» **Challenge**:
Return each line of the listing that contains the string "года".

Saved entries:
+ + + + +

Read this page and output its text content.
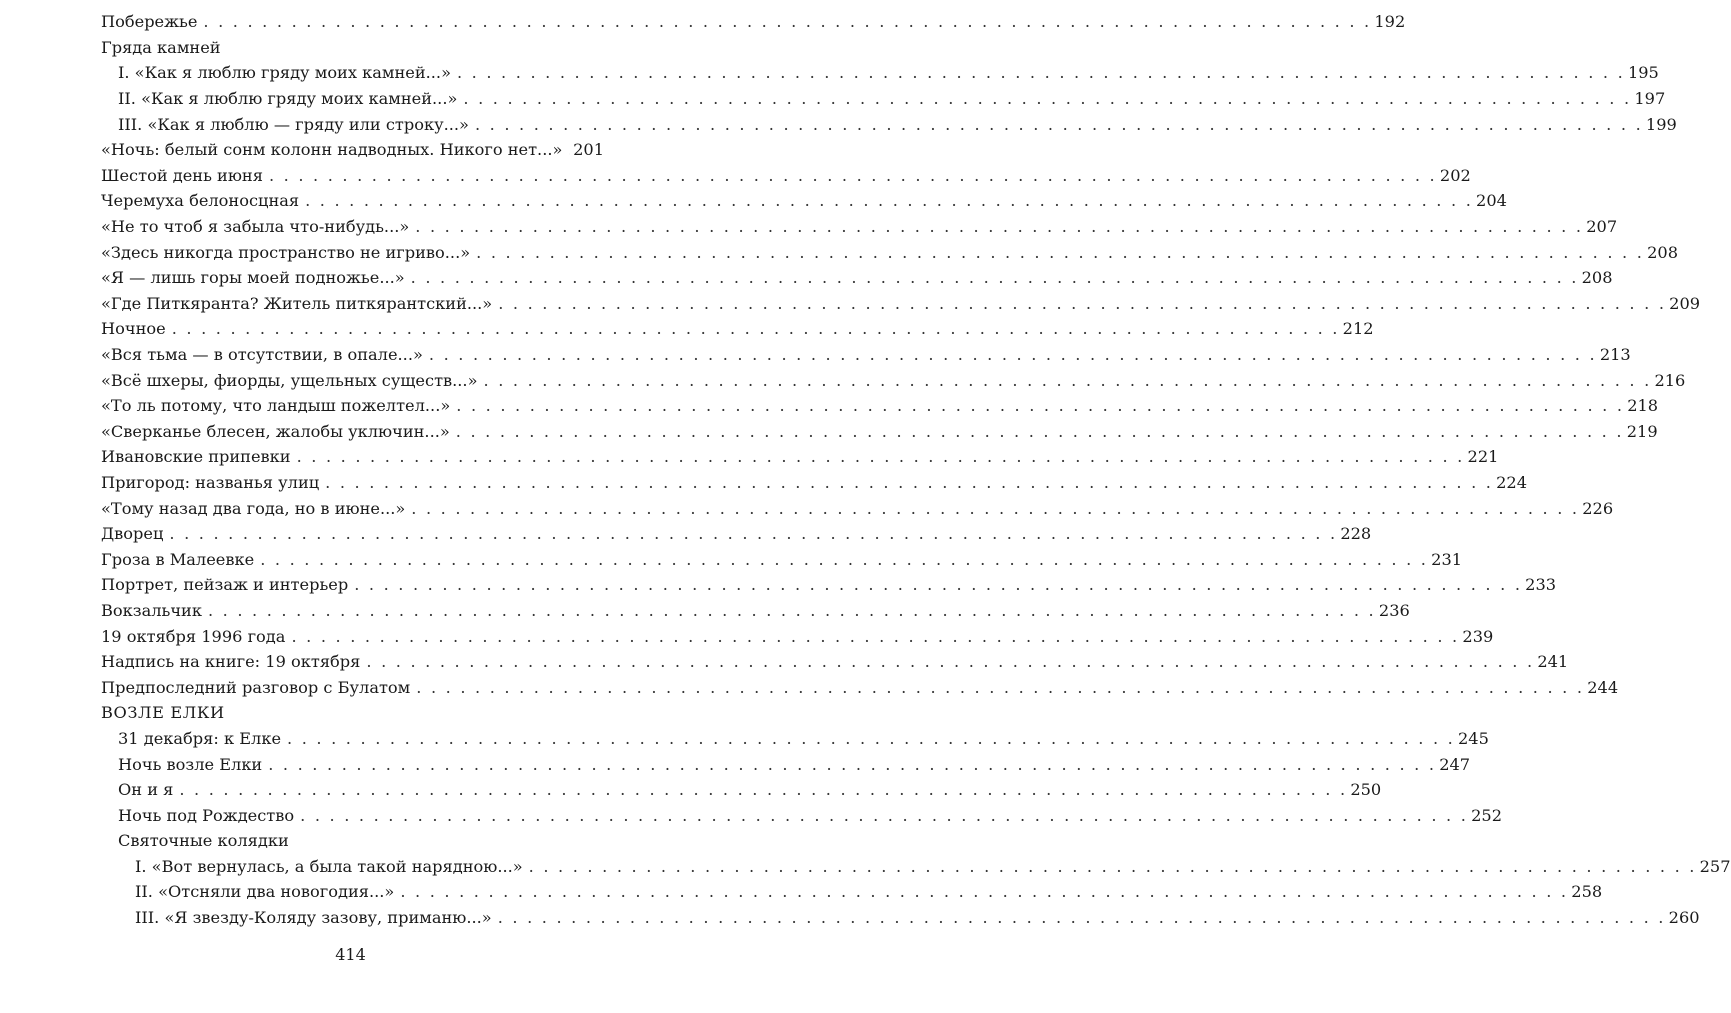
Побережье . . . . . . . . . . . . . . . . . . . . . . . . . . . . . . . . . . . . . . . . . . . . . . . . . . . . . . . . . . . . . . . . . . . . . . . . . . . . . . . . 192
Гряда камней
I. «Как я люблю гряду моих камней...» . . . . . . . . . . . . . . . . . . . . . . . . . . . . . . . . . . . . . . . . . . . . . . . . . . . . . . . . . . . . . . . . . . . . . . . . . . . . . . . . 195
II. «Как я люблю гряду моих камней...» . . . . . . . . . . . . . . . . . . . . . . . . . . . . . . . . . . . . . . . . . . . . . . . . . . . . . . . . . . . . . . . . . . . . . . . . . . . . . . . . 197
III. «Как я люблю — гряду или строку...» . . . . . . . . . . . . . . . . . . . . . . . . . . . . . . . . . . . . . . . . . . . . . . . . . . . . . . . . . . . . . . . . . . . . . . . . . . . . . . . . 199
«Ночь: белый сонм колонн надводных. Никого нет...» 201
Шестой день июня . . . . . . . . . . . . . . . . . . . . . . . . . . . . . . . . . . . . . . . . . . . . . . . . . . . . . . . . . . . . . . . . . . . . . . . . . . . . . . . . 202
Черемуха белоносцная . . . . . . . . . . . . . . . . . . . . . . . . . . . . . . . . . . . . . . . . . . . . . . . . . . . . . . . . . . . . . . . . . . . . . . . . . . . . . . . . 204
«Не то чтоб я забыла что-нибудь...» . . . . . . . . . . . . . . . . . . . . . . . . . . . . . . . . . . . . . . . . . . . . . . . . . . . . . . . . . . . . . . . . . . . . . . . . . . . . . . . . 207
«Здесь никогда пространство не игриво...» . . . . . . . . . . . . . . . . . . . . . . . . . . . . . . . . . . . . . . . . . . . . . . . . . . . . . . . . . . . . . . . . . . . . . . . . . . . . . . . . 208
«Я — лишь горы моей подножье...» . . . . . . . . . . . . . . . . . . . . . . . . . . . . . . . . . . . . . . . . . . . . . . . . . . . . . . . . . . . . . . . . . . . . . . . . . . . . . . . . 208
«Где Питкяранта? Житель питкярантский...» . . . . . . . . . . . . . . . . . . . . . . . . . . . . . . . . . . . . . . . . . . . . . . . . . . . . . . . . . . . . . . . . . . . . . . . . . . . . . . . . 209
Ночное . . . . . . . . . . . . . . . . . . . . . . . . . . . . . . . . . . . . . . . . . . . . . . . . . . . . . . . . . . . . . . . . . . . . . . . . . . . . . . . . 212
«Вся тьма — в отсутствии, в опале...» . . . . . . . . . . . . . . . . . . . . . . . . . . . . . . . . . . . . . . . . . . . . . . . . . . . . . . . . . . . . . . . . . . . . . . . . . . . . . . . . 213
«Всё шхеры, фиорды, ущельных существ...» . . . . . . . . . . . . . . . . . . . . . . . . . . . . . . . . . . . . . . . . . . . . . . . . . . . . . . . . . . . . . . . . . . . . . . . . . . . . . . . . 216
«То ль потому, что ландыш пожелтел...» . . . . . . . . . . . . . . . . . . . . . . . . . . . . . . . . . . . . . . . . . . . . . . . . . . . . . . . . . . . . . . . . . . . . . . . . . . . . . . . . 218
«Сверканье блесен, жалобы уключин...» . . . . . . . . . . . . . . . . . . . . . . . . . . . . . . . . . . . . . . . . . . . . . . . . . . . . . . . . . . . . . . . . . . . . . . . . . . . . . . . . 219
Ивановские припевки . . . . . . . . . . . . . . . . . . . . . . . . . . . . . . . . . . . . . . . . . . . . . . . . . . . . . . . . . . . . . . . . . . . . . . . . . . . . . . . . 221
Пригород: названья улиц . . . . . . . . . . . . . . . . . . . . . . . . . . . . . . . . . . . . . . . . . . . . . . . . . . . . . . . . . . . . . . . . . . . . . . . . . . . . . . . . 224
«Тому назад два года, но в июне...» . . . . . . . . . . . . . . . . . . . . . . . . . . . . . . . . . . . . . . . . . . . . . . . . . . . . . . . . . . . . . . . . . . . . . . . . . . . . . . . . 226
Дворец . . . . . . . . . . . . . . . . . . . . . . . . . . . . . . . . . . . . . . . . . . . . . . . . . . . . . . . . . . . . . . . . . . . . . . . . . . . . . . . . 228
Гроза в Малеевке . . . . . . . . . . . . . . . . . . . . . . . . . . . . . . . . . . . . . . . . . . . . . . . . . . . . . . . . . . . . . . . . . . . . . . . . . . . . . . . . 231
Портрет, пейзаж и интерьер . . . . . . . . . . . . . . . . . . . . . . . . . . . . . . . . . . . . . . . . . . . . . . . . . . . . . . . . . . . . . . . . . . . . . . . . . . . . . . . . 233
Вокзальчик . . . . . . . . . . . . . . . . . . . . . . . . . . . . . . . . . . . . . . . . . . . . . . . . . . . . . . . . . . . . . . . . . . . . . . . . . . . . . . . . 236
19 октября 1996 года . . . . . . . . . . . . . . . . . . . . . . . . . . . . . . . . . . . . . . . . . . . . . . . . . . . . . . . . . . . . . . . . . . . . . . . . . . . . . . . . 239
Надпись на книге: 19 октября . . . . . . . . . . . . . . . . . . . . . . . . . . . . . . . . . . . . . . . . . . . . . . . . . . . . . . . . . . . . . . . . . . . . . . . . . . . . . . . . 241
Предпоследний разговор с Булатом . . . . . . . . . . . . . . . . . . . . . . . . . . . . . . . . . . . . . . . . . . . . . . . . . . . . . . . . . . . . . . . . . . . . . . . . . . . . . . . . 244
ВОЗЛЕ ЕЛКИ
31 декабря: к Елке . . . . . . . . . . . . . . . . . . . . . . . . . . . . . . . . . . . . . . . . . . . . . . . . . . . . . . . . . . . . . . . . . . . . . . . . . . . . . . . . 245
Ночь возле Елки . . . . . . . . . . . . . . . . . . . . . . . . . . . . . . . . . . . . . . . . . . . . . . . . . . . . . . . . . . . . . . . . . . . . . . . . . . . . . . . . 247
Он и я . . . . . . . . . . . . . . . . . . . . . . . . . . . . . . . . . . . . . . . . . . . . . . . . . . . . . . . . . . . . . . . . . . . . . . . . . . . . . . . . 250
Ночь под Рождество . . . . . . . . . . . . . . . . . . . . . . . . . . . . . . . . . . . . . . . . . . . . . . . . . . . . . . . . . . . . . . . . . . . . . . . . . . . . . . . . 252
Святочные колядки
I. «Вот вернулась, а была такой нарядною...» . . . . . . . . . . . . . . . . . . . . . . . . . . . . . . . . . . . . . . . . . . . . . . . . . . . . . . . . . . . . . . . . . . . . . . . . . . . . . . . . 257
II. «Отсняли два новогодия...» . . . . . . . . . . . . . . . . . . . . . . . . . . . . . . . . . . . . . . . . . . . . . . . . . . . . . . . . . . . . . . . . . . . . . . . . . . . . . . . . 258
III. «Я звезду-Коляду зазову, приманю...» . . . . . . . . . . . . . . . . . . . . . . . . . . . . . . . . . . . . . . . . . . . . . . . . . . . . . . . . . . . . . . . . . . . . . . . . . . . . . . . . 260
414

+ + + + +

» **Task result**:
«Тому назад два года, но в июне...» . . . . . . . . . . . . . . . . . . . . . . . . . . . . . . . . . . . . . . . . . . . . . . . . . . . . . . . . . . . . . . . . . . . . . . . . . . . . . . . . 226
19 октября 1996 года . . . . . . . . . . . . . . . . . . . . . . . . . . . . . . . . . . . . . . . . . . . . . . . . . . . . . . . . . . . . . . . . . . . . . . . . . . . . . . . . 239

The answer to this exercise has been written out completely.